* begin PROVIDED RECORDS *

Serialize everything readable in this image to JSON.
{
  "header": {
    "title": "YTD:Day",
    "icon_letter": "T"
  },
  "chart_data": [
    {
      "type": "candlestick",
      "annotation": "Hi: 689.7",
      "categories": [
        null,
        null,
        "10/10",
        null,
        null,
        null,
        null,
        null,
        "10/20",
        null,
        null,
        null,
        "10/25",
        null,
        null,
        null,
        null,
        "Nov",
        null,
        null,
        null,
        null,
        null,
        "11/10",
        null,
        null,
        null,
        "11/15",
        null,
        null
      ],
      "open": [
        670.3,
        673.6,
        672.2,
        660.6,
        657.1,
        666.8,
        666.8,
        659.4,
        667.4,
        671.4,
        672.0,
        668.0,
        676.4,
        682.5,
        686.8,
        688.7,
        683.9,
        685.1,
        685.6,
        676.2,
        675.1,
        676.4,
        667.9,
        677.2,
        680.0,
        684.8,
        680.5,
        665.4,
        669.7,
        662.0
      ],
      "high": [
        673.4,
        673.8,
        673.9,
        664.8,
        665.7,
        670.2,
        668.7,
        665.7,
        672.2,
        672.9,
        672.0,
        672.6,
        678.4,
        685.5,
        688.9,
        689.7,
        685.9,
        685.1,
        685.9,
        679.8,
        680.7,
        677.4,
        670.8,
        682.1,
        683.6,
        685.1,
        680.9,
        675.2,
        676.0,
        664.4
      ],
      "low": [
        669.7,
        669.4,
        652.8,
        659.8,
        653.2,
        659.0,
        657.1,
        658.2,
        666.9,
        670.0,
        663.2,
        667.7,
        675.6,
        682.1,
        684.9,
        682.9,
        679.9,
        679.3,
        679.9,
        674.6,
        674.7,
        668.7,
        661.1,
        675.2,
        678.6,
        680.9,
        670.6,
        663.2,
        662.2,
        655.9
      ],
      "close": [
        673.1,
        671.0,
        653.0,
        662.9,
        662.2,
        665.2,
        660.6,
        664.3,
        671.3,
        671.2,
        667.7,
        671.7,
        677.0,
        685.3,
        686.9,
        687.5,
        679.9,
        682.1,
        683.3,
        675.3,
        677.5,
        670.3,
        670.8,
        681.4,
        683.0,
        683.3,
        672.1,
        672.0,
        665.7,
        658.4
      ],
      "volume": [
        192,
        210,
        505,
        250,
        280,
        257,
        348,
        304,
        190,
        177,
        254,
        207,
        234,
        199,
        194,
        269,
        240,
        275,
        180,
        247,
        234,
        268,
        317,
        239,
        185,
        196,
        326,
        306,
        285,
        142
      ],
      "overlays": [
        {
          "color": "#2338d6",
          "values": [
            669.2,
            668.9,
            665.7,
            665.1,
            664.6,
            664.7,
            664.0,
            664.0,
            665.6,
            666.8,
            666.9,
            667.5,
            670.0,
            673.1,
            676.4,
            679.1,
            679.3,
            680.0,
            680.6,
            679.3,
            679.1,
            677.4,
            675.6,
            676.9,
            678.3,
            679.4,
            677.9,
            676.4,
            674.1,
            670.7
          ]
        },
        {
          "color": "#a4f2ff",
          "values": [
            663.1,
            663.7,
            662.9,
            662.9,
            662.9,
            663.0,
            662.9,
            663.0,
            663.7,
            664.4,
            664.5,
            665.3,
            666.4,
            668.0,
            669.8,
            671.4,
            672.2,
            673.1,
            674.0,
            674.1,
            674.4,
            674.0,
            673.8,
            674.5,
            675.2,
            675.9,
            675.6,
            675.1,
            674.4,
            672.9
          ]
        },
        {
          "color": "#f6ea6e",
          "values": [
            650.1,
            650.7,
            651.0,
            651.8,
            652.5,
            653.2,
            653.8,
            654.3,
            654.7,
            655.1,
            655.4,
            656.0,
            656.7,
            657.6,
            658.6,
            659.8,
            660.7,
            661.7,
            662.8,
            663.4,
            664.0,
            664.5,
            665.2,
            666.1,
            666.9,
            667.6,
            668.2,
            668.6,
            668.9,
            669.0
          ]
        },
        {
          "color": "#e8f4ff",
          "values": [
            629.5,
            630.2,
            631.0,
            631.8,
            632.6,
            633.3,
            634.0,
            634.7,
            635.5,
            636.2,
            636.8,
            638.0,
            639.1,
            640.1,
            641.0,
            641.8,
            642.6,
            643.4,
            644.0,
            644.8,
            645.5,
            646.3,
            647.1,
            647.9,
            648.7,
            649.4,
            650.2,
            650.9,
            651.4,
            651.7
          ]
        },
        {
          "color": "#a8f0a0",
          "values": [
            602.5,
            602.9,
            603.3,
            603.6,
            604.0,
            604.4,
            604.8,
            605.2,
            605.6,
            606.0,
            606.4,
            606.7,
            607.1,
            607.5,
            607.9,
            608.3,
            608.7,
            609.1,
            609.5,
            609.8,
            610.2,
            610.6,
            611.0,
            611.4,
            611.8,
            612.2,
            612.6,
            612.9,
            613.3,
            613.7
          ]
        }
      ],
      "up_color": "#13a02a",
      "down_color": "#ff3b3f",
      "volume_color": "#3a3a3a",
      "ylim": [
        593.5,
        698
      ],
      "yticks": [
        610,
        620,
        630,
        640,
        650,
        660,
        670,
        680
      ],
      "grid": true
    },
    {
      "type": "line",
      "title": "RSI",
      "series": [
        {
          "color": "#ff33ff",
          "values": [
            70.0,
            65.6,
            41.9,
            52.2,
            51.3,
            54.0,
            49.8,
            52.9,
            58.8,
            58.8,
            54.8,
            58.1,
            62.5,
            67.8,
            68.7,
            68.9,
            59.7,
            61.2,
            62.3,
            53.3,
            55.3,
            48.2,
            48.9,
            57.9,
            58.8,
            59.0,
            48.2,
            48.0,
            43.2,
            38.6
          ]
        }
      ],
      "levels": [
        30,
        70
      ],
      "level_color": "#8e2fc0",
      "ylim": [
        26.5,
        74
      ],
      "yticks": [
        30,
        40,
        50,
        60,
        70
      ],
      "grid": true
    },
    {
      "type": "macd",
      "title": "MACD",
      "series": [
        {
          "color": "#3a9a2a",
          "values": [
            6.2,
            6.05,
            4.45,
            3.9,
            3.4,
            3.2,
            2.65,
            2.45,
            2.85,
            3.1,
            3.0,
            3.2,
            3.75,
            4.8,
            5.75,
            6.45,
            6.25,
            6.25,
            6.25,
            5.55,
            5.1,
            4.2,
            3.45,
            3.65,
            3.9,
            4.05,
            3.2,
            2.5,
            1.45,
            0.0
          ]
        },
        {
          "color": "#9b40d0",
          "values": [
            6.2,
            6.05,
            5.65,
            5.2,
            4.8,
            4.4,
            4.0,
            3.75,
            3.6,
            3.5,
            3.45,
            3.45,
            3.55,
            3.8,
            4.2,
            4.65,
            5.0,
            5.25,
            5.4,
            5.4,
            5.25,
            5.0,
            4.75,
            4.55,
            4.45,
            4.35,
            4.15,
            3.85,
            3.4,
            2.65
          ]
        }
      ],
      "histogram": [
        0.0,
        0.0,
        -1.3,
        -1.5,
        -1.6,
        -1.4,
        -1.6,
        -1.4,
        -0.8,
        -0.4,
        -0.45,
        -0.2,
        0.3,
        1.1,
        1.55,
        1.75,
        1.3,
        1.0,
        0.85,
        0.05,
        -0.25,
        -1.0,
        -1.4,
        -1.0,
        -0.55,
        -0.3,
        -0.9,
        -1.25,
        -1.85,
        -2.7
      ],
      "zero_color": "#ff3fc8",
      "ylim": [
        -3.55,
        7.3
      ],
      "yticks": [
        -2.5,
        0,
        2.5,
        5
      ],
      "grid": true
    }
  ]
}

* end PROVIDED RECORDS *

Repeat the entries shown above, every one, word for word.

RESULT:
Serialize everything readable in this image to JSON.
{
  "header": {
    "title": "YTD:Day",
    "icon_letter": "T"
  },
  "chart_data": [
    {
      "type": "candlestick",
      "annotation": "Hi: 689.7",
      "categories": [
        null,
        null,
        "10/10",
        null,
        null,
        null,
        null,
        null,
        "10/20",
        null,
        null,
        null,
        "10/25",
        null,
        null,
        null,
        null,
        "Nov",
        null,
        null,
        null,
        null,
        null,
        "11/10",
        null,
        null,
        null,
        "11/15",
        null,
        null
      ],
      "open": [
        670.3,
        673.6,
        672.2,
        660.6,
        657.1,
        666.8,
        666.8,
        659.4,
        667.4,
        671.4,
        672.0,
        668.0,
        676.4,
        682.5,
        686.8,
        688.7,
        683.9,
        685.1,
        685.6,
        676.2,
        675.1,
        676.4,
        667.9,
        677.2,
        680.0,
        684.8,
        680.5,
        665.4,
        669.7,
        662.0
      ],
      "high": [
        673.4,
        673.8,
        673.9,
        664.8,
        665.7,
        670.2,
        668.7,
        665.7,
        672.2,
        672.9,
        672.0,
        672.6,
        678.4,
        685.5,
        688.9,
        689.7,
        685.9,
        685.1,
        685.9,
        679.8,
        680.7,
        677.4,
        670.8,
        682.1,
        683.6,
        685.1,
        680.9,
        675.2,
        676.0,
        664.4
      ],
      "low": [
        669.7,
        669.4,
        652.8,
        659.8,
        653.2,
        659.0,
        657.1,
        658.2,
        666.9,
        670.0,
        663.2,
        667.7,
        675.6,
        682.1,
        684.9,
        682.9,
        679.9,
        679.3,
        679.9,
        674.6,
        674.7,
        668.7,
        661.1,
        675.2,
        678.6,
        680.9,
        670.6,
        663.2,
        662.2,
        655.9
      ],
      "close": [
        673.1,
        671.0,
        653.0,
        662.9,
        662.2,
        665.2,
        660.6,
        664.3,
        671.3,
        671.2,
        667.7,
        671.7,
        677.0,
        685.3,
        686.9,
        687.5,
        679.9,
        682.1,
        683.3,
        675.3,
        677.5,
        670.3,
        670.8,
        681.4,
        683.0,
        683.3,
        672.1,
        672.0,
        665.7,
        658.4
      ],
      "volume": [
        192,
        210,
        505,
        250,
        280,
        257,
        348,
        304,
        190,
        177,
        254,
        207,
        234,
        199,
        194,
        269,
        240,
        275,
        180,
        247,
        234,
        268,
        317,
        239,
        185,
        196,
        326,
        306,
        285,
        142
      ],
      "overlays": [
        {
          "color": "#2338d6",
          "values": [
            669.2,
            668.9,
            665.7,
            665.1,
            664.6,
            664.7,
            664.0,
            664.0,
            665.6,
            666.8,
            666.9,
            667.5,
            670.0,
            673.1,
            676.4,
            679.1,
            679.3,
            680.0,
            680.6,
            679.3,
            679.1,
            677.4,
            675.6,
            676.9,
            678.3,
            679.4,
            677.9,
            676.4,
            674.1,
            670.7
          ]
        },
        {
          "color": "#a4f2ff",
          "values": [
            663.1,
            663.7,
            662.9,
            662.9,
            662.9,
            663.0,
            662.9,
            663.0,
            663.7,
            664.4,
            664.5,
            665.3,
            666.4,
            668.0,
            669.8,
            671.4,
            672.2,
            673.1,
            674.0,
            674.1,
            674.4,
            674.0,
            673.8,
            674.5,
            675.2,
            675.9,
            675.6,
            675.1,
            674.4,
            672.9
          ]
        },
        {
          "color": "#f6ea6e",
          "values": [
            650.1,
            650.7,
            651.0,
            651.8,
            652.5,
            653.2,
            653.8,
            654.3,
            654.7,
            655.1,
            655.4,
            656.0,
            656.7,
            657.6,
            658.6,
            659.8,
            660.7,
            661.7,
            662.8,
            663.4,
            664.0,
            664.5,
            665.2,
            666.1,
            666.9,
            667.6,
            668.2,
            668.6,
            668.9,
            669.0
          ]
        },
        {
          "color": "#e8f4ff",
          "values": [
            629.5,
            630.2,
            631.0,
            631.8,
            632.6,
            633.3,
            634.0,
            634.7,
            635.5,
            636.2,
            636.8,
            638.0,
            639.1,
            640.1,
            641.0,
            641.8,
            642.6,
            643.4,
            644.0,
            644.8,
            645.5,
            646.3,
            647.1,
            647.9,
            648.7,
            649.4,
            650.2,
            650.9,
            651.4,
            651.7
          ]
        },
        {
          "color": "#a8f0a0",
          "values": [
            602.5,
            602.9,
            603.3,
            603.6,
            604.0,
            604.4,
            604.8,
            605.2,
            605.6,
            606.0,
            606.4,
            606.7,
            607.1,
            607.5,
            607.9,
            608.3,
            608.7,
            609.1,
            609.5,
            609.8,
            610.2,
            610.6,
            611.0,
            611.4,
            611.8,
            612.2,
            612.6,
            612.9,
            613.3,
            613.7
          ]
        }
      ],
      "up_color": "#13a02a",
      "down_color": "#ff3b3f",
      "volume_color": "#3a3a3a",
      "ylim": [
        593.5,
        698
      ],
      "yticks": [
        610,
        620,
        630,
        640,
        650,
        660,
        670,
        680
      ],
      "grid": true
    },
    {
      "type": "line",
      "title": "RSI",
      "series": [
        {
          "color": "#ff33ff",
          "values": [
            70.0,
            65.6,
            41.9,
            52.2,
            51.3,
            54.0,
            49.8,
            52.9,
            58.8,
            58.8,
            54.8,
            58.1,
            62.5,
            67.8,
            68.7,
            68.9,
            59.7,
            61.2,
            62.3,
            53.3,
            55.3,
            48.2,
            48.9,
            57.9,
            58.8,
            59.0,
            48.2,
            48.0,
            43.2,
            38.6
          ]
        }
      ],
      "levels": [
        30,
        70
      ],
      "level_color": "#8e2fc0",
      "ylim": [
        26.5,
        74
      ],
      "yticks": [
        30,
        40,
        50,
        60,
        70
      ],
      "grid": true
    },
    {
      "type": "macd",
      "title": "MACD",
      "series": [
        {
          "color": "#3a9a2a",
          "values": [
            6.2,
            6.05,
            4.45,
            3.9,
            3.4,
            3.2,
            2.65,
            2.45,
            2.85,
            3.1,
            3.0,
            3.2,
            3.75,
            4.8,
            5.75,
            6.45,
            6.25,
            6.25,
            6.25,
            5.55,
            5.1,
            4.2,
            3.45,
            3.65,
            3.9,
            4.05,
            3.2,
            2.5,
            1.45,
            0.0
          ]
        },
        {
          "color": "#9b40d0",
          "values": [
            6.2,
            6.05,
            5.65,
            5.2,
            4.8,
            4.4,
            4.0,
            3.75,
            3.6,
            3.5,
            3.45,
            3.45,
            3.55,
            3.8,
            4.2,
            4.65,
            5.0,
            5.25,
            5.4,
            5.4,
            5.25,
            5.0,
            4.75,
            4.55,
            4.45,
            4.35,
            4.15,
            3.85,
            3.4,
            2.65
          ]
        }
      ],
      "histogram": [
        0.0,
        0.0,
        -1.3,
        -1.5,
        -1.6,
        -1.4,
        -1.6,
        -1.4,
        -0.8,
        -0.4,
        -0.45,
        -0.2,
        0.3,
        1.1,
        1.55,
        1.75,
        1.3,
        1.0,
        0.85,
        0.05,
        -0.25,
        -1.0,
        -1.4,
        -1.0,
        -0.55,
        -0.3,
        -0.9,
        -1.25,
        -1.85,
        -2.7
      ],
      "zero_color": "#ff3fc8",
      "ylim": [
        -3.55,
        7.3
      ],
      "yticks": [
        -2.5,
        0,
        2.5,
        5
      ],
      "grid": true
    }
  ]
}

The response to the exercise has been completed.